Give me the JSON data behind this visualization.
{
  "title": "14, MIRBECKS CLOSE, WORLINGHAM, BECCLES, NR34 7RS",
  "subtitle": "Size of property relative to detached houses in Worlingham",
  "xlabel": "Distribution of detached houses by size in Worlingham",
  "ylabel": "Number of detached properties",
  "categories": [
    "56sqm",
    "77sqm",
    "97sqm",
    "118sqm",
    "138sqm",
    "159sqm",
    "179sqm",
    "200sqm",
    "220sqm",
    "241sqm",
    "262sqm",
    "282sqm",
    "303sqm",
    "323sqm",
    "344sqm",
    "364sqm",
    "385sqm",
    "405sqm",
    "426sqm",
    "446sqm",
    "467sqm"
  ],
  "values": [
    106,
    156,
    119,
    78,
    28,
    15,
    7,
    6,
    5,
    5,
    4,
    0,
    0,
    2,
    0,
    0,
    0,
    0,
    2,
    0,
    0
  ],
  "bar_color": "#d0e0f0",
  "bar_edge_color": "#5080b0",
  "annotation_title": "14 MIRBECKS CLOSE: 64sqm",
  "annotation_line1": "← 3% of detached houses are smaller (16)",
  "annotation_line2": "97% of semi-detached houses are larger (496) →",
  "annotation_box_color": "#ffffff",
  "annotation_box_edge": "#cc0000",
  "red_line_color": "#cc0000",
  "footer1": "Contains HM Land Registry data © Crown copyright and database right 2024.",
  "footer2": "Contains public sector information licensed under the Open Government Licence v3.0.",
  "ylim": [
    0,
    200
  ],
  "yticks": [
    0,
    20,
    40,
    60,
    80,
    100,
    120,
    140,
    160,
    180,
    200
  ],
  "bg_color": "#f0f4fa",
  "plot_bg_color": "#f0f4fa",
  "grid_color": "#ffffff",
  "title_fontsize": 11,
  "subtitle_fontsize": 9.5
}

◆ Instructions for the task
Only the number is needed: state how many lines in the listing contain "Contains".

◆ Reply
2